>> Start Data records

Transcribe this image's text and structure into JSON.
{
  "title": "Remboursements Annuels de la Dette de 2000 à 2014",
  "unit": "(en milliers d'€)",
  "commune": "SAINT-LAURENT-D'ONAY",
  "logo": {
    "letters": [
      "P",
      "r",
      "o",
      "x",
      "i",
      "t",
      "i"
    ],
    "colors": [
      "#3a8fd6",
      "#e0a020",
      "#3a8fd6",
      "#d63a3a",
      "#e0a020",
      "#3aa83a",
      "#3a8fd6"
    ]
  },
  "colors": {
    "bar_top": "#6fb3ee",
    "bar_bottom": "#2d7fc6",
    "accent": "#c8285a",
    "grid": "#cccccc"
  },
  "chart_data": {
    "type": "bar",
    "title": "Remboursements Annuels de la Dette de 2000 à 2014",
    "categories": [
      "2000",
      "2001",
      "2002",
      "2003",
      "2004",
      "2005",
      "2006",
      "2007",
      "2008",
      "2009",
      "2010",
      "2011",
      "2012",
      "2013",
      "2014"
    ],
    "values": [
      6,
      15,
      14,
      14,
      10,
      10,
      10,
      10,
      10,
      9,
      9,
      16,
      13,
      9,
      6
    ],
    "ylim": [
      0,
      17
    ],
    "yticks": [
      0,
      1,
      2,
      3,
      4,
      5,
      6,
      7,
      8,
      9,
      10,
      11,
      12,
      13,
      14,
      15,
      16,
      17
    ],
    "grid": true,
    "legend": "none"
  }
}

>> End Data records

Above are the records; retype every one exactly.

Transcribe this image's text and structure into JSON.
{
  "title": "Remboursements Annuels de la Dette de 2000 à 2014",
  "unit": "(en milliers d'€)",
  "commune": "SAINT-LAURENT-D'ONAY",
  "logo": {
    "letters": [
      "P",
      "r",
      "o",
      "x",
      "i",
      "t",
      "i"
    ],
    "colors": [
      "#3a8fd6",
      "#e0a020",
      "#3a8fd6",
      "#d63a3a",
      "#e0a020",
      "#3aa83a",
      "#3a8fd6"
    ]
  },
  "colors": {
    "bar_top": "#6fb3ee",
    "bar_bottom": "#2d7fc6",
    "accent": "#c8285a",
    "grid": "#cccccc"
  },
  "chart_data": {
    "type": "bar",
    "title": "Remboursements Annuels de la Dette de 2000 à 2014",
    "categories": [
      "2000",
      "2001",
      "2002",
      "2003",
      "2004",
      "2005",
      "2006",
      "2007",
      "2008",
      "2009",
      "2010",
      "2011",
      "2012",
      "2013",
      "2014"
    ],
    "values": [
      6,
      15,
      14,
      14,
      10,
      10,
      10,
      10,
      10,
      9,
      9,
      16,
      13,
      9,
      6
    ],
    "ylim": [
      0,
      17
    ],
    "yticks": [
      0,
      1,
      2,
      3,
      4,
      5,
      6,
      7,
      8,
      9,
      10,
      11,
      12,
      13,
      14,
      15,
      16,
      17
    ],
    "grid": true,
    "legend": "none"
  }
}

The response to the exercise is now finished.